(Records to process):

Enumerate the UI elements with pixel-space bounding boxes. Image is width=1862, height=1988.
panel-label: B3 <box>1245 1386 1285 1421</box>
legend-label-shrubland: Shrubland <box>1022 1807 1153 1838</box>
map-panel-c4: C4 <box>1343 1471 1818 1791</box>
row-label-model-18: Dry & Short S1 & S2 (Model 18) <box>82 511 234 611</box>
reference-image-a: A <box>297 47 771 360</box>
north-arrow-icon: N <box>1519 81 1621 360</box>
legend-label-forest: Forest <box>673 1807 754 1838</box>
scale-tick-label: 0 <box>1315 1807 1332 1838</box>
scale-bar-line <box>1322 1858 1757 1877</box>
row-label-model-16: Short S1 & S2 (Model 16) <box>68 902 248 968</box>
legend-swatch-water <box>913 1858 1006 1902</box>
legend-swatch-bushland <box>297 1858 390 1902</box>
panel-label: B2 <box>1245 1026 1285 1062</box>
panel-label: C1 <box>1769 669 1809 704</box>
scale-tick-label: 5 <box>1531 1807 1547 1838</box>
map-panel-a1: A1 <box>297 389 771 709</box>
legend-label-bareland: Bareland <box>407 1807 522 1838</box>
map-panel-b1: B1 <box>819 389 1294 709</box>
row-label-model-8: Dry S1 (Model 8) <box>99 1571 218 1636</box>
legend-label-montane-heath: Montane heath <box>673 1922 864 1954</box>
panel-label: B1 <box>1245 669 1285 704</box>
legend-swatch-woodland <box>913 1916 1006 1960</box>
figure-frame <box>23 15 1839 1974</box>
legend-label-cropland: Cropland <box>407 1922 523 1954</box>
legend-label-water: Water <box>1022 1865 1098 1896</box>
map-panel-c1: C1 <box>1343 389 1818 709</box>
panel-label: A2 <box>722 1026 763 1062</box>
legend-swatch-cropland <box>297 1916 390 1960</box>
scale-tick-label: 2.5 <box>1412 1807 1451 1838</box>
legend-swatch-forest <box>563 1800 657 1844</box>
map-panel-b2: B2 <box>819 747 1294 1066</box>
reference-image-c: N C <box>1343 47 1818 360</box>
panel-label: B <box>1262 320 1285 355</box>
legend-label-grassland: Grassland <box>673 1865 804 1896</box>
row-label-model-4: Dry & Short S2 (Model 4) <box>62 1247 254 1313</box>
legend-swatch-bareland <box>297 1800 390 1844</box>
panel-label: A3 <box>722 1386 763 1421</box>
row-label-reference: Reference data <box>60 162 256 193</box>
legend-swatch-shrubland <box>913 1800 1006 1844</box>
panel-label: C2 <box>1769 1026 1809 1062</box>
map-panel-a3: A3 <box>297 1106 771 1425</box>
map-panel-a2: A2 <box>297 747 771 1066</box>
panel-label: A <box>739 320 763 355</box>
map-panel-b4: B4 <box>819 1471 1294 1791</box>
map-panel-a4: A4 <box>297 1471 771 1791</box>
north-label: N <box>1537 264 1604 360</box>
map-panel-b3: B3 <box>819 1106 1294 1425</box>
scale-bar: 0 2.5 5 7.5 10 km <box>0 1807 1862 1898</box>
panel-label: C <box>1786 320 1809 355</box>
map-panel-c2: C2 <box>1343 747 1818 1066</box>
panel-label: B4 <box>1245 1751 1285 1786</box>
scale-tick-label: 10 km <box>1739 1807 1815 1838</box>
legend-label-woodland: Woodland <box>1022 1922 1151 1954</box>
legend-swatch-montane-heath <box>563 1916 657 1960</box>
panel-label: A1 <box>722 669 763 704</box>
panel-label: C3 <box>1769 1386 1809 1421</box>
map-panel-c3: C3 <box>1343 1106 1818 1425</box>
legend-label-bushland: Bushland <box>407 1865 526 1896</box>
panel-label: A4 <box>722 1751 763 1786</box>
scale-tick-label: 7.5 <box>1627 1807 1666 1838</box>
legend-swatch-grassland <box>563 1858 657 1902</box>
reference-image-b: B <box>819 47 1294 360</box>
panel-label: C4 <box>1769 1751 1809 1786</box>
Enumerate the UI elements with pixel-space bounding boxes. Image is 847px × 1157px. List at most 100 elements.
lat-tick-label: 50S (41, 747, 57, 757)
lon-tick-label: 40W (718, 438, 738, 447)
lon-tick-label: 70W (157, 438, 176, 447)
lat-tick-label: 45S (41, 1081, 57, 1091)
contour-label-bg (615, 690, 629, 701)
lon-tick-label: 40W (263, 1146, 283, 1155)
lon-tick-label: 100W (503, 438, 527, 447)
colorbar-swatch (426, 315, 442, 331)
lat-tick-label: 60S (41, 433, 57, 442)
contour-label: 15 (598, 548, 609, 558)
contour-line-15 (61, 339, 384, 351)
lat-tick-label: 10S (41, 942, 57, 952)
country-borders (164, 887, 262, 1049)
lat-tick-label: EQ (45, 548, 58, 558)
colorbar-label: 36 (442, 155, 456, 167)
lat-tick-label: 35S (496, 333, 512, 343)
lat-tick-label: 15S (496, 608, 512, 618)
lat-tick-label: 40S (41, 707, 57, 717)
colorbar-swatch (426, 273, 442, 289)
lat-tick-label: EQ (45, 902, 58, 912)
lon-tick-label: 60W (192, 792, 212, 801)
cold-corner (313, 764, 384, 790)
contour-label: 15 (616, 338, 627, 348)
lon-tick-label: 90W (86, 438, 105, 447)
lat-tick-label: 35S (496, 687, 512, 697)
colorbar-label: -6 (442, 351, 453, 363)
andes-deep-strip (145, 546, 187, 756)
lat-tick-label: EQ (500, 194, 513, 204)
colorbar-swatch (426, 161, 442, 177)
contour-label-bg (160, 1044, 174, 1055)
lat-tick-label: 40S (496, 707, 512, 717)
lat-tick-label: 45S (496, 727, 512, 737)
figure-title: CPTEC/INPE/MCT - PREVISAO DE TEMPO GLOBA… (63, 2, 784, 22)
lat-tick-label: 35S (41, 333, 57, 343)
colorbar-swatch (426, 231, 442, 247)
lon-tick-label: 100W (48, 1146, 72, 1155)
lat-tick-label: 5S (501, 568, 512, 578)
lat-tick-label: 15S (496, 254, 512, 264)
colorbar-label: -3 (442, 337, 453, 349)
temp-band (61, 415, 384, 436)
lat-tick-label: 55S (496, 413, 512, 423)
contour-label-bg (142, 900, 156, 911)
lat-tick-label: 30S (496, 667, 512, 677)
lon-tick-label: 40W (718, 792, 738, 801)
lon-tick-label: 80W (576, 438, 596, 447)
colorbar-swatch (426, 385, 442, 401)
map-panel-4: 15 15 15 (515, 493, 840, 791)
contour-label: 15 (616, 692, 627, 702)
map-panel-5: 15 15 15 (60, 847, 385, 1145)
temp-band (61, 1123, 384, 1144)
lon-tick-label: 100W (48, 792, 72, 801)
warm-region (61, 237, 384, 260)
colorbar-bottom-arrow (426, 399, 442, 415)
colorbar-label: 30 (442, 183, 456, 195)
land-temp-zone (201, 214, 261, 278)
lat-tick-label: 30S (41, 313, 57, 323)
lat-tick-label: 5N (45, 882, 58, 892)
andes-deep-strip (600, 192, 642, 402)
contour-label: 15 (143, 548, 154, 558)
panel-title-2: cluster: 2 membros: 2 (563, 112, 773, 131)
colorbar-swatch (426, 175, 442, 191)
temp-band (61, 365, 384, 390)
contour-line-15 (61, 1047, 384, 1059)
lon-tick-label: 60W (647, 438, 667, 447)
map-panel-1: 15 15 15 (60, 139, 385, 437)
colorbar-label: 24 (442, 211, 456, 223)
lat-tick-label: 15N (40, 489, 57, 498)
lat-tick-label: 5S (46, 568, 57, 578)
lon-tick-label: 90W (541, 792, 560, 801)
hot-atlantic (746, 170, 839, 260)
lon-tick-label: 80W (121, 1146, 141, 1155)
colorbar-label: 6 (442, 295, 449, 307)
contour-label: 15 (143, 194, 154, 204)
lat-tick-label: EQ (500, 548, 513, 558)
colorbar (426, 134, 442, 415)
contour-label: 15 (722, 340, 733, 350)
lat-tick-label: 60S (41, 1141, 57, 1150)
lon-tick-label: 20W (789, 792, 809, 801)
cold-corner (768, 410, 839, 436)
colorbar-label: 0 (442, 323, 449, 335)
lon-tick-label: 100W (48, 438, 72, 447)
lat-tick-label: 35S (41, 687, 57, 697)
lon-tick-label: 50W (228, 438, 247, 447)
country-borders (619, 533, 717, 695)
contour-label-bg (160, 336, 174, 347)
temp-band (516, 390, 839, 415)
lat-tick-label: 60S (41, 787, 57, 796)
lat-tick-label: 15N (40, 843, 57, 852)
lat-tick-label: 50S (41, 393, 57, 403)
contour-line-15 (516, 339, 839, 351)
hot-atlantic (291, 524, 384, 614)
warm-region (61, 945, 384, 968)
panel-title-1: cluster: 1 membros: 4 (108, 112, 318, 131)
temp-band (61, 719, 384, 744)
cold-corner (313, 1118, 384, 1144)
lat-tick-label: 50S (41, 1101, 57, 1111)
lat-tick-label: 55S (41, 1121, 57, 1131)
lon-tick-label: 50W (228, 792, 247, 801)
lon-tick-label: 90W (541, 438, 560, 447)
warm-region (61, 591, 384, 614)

(Task directions): Reproduce the records above word for word, beginning with the first line and continuing through the line that contains "row-label-model-18: Dry &".

(The reply):
Enumerate the UI elements with pixel-space bounding boxes. Image is width=1862, height=1988.
panel-label: B3 <box>1245 1386 1285 1421</box>
legend-label-shrubland: Shrubland <box>1022 1807 1153 1838</box>
map-panel-c4: C4 <box>1343 1471 1818 1791</box>
row-label-model-18: Dry & Short S1 & S2 (Model 18) <box>82 511 234 611</box>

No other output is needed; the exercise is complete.